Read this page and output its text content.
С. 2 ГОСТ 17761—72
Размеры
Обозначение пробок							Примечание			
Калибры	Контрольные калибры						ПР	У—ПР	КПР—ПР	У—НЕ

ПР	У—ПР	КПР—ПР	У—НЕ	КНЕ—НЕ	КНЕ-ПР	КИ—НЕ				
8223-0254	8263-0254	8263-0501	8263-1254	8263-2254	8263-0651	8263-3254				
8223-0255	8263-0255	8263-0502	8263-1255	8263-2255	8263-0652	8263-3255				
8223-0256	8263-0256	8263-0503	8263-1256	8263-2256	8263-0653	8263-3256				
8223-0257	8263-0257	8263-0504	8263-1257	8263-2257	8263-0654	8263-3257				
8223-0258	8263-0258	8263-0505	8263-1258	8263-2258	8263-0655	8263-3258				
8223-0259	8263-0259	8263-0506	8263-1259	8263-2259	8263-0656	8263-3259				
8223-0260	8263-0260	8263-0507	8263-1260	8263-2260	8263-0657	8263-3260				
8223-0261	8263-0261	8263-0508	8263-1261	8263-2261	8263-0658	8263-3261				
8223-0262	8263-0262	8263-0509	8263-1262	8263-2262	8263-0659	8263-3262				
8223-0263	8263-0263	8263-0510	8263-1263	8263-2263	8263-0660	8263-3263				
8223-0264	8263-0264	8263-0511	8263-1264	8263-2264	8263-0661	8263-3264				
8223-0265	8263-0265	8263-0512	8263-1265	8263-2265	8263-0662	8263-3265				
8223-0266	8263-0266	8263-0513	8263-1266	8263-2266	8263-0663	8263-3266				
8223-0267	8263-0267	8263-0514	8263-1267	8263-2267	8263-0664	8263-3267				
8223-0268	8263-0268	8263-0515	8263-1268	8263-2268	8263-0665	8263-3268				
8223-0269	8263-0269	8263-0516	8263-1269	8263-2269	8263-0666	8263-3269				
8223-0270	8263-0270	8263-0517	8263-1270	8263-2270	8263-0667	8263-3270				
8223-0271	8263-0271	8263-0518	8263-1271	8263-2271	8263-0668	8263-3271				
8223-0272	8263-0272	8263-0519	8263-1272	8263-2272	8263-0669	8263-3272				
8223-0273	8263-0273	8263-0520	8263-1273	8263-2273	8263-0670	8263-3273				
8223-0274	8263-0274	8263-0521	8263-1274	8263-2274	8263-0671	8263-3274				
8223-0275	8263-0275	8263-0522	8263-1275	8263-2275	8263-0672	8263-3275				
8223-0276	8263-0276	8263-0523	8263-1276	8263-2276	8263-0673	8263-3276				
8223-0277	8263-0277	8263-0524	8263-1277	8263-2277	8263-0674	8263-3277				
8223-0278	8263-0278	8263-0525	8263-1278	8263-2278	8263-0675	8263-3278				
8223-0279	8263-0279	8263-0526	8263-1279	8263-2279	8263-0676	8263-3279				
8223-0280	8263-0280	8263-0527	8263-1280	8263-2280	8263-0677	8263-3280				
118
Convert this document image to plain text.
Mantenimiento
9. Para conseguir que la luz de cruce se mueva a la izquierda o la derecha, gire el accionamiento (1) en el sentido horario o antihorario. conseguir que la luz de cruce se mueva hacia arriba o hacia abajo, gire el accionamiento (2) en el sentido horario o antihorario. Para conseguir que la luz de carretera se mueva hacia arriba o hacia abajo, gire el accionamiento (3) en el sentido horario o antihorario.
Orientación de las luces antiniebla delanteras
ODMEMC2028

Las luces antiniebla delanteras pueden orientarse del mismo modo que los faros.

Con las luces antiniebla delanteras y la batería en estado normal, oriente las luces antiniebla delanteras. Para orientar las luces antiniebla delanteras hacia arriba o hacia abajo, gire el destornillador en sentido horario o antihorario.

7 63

__________________________________________________

**What is expected**
Copy all lines above containing the string "luces".

**Answer to this task**
Orientación de las luces antiniebla delanteras
Las luces antiniebla delanteras pueden orientarse del mismo modo que los faros.
Con las luces antiniebla delanteras y la batería en estado normal, oriente las luces antiniebla delanteras. Para orientar las luces antiniebla delanteras hacia arriba o hacia abajo, gire el destornillador en sentido horario o antihorario.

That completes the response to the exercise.